Determine how many lines contain the string "przybudówek", then reply with that figure only.

Dataset records:
════

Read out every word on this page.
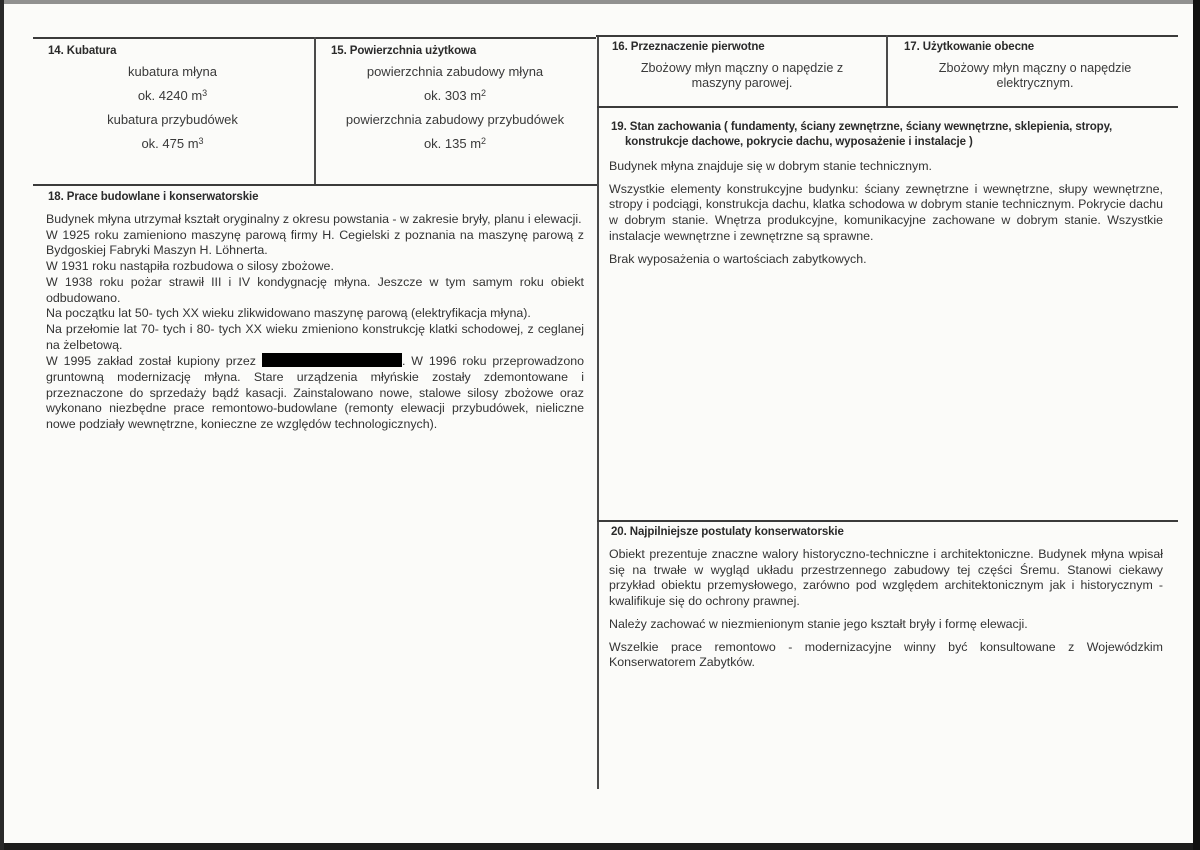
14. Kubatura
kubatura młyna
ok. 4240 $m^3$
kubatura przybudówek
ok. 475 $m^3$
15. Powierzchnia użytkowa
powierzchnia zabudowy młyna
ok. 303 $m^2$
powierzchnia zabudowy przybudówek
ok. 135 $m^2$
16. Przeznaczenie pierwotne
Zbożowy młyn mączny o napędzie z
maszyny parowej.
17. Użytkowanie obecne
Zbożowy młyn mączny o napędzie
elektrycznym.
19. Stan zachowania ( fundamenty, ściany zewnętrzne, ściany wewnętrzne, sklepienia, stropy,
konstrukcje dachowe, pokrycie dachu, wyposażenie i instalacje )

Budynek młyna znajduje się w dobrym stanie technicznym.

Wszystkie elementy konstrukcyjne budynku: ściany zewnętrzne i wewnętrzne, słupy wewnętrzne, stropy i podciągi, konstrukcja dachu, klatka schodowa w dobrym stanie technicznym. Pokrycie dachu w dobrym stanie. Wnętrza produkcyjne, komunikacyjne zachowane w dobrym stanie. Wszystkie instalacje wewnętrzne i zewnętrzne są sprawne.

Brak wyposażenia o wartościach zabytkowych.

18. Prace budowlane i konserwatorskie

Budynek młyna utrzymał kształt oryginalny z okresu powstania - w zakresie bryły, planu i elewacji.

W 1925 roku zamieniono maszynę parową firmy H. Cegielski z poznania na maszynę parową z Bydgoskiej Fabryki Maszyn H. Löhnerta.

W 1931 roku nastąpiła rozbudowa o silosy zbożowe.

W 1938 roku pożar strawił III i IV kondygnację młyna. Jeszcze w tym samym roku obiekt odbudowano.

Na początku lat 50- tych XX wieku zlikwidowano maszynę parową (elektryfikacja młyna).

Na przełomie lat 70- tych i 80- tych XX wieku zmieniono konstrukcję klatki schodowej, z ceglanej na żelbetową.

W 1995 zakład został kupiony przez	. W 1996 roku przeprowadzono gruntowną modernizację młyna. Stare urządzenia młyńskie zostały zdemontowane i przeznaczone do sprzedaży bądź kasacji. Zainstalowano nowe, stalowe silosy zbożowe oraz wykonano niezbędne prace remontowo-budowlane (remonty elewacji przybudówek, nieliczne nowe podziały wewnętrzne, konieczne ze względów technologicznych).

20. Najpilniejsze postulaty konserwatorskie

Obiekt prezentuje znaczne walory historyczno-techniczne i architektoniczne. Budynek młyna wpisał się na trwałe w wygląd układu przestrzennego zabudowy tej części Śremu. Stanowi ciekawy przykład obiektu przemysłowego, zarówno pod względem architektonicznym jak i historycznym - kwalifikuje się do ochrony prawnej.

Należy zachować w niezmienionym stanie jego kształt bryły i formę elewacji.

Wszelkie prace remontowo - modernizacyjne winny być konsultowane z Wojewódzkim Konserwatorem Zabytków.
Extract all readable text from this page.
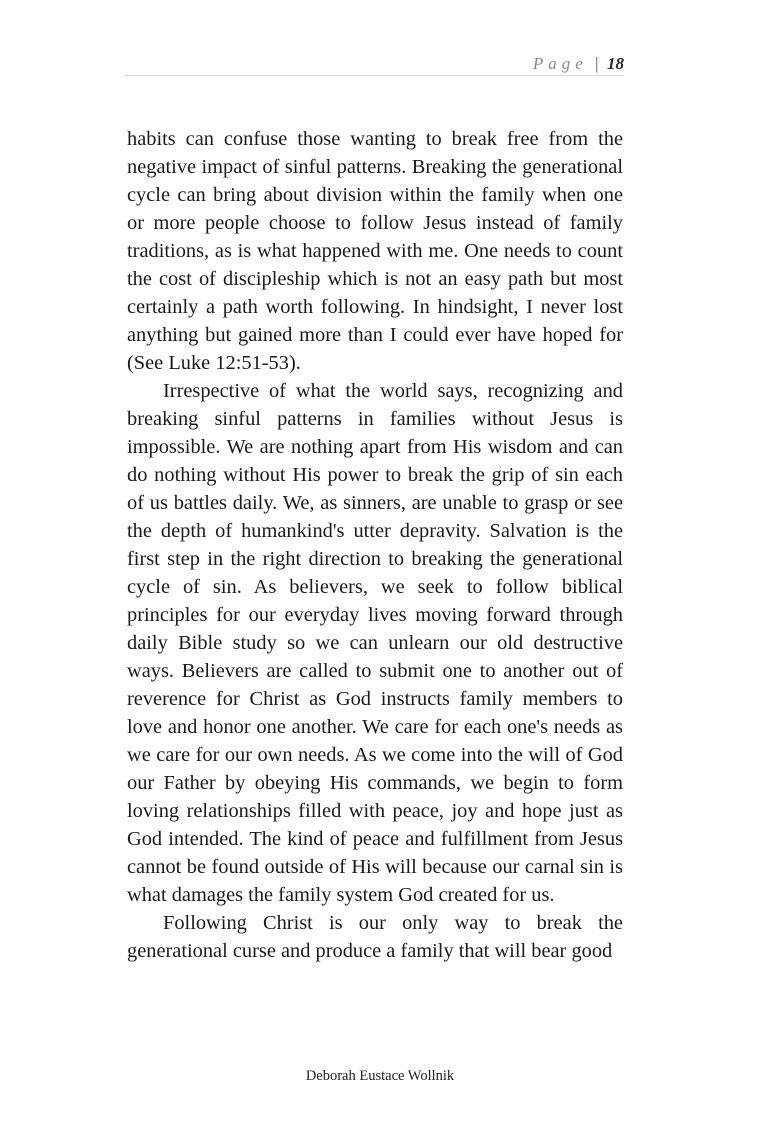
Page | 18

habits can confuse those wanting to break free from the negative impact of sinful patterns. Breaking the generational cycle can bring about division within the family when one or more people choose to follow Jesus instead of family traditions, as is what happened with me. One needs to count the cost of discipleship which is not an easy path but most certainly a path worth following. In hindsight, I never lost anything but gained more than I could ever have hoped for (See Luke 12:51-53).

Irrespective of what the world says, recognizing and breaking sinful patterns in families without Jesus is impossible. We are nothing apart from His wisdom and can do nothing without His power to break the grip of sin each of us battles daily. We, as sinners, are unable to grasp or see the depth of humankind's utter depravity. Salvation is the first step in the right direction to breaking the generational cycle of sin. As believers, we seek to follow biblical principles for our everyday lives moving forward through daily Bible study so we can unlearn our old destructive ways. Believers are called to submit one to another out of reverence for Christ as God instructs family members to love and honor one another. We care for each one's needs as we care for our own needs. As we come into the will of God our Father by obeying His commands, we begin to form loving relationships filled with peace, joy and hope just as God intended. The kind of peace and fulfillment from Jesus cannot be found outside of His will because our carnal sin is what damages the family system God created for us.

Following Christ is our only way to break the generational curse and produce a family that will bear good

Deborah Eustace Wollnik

════

_Result_
3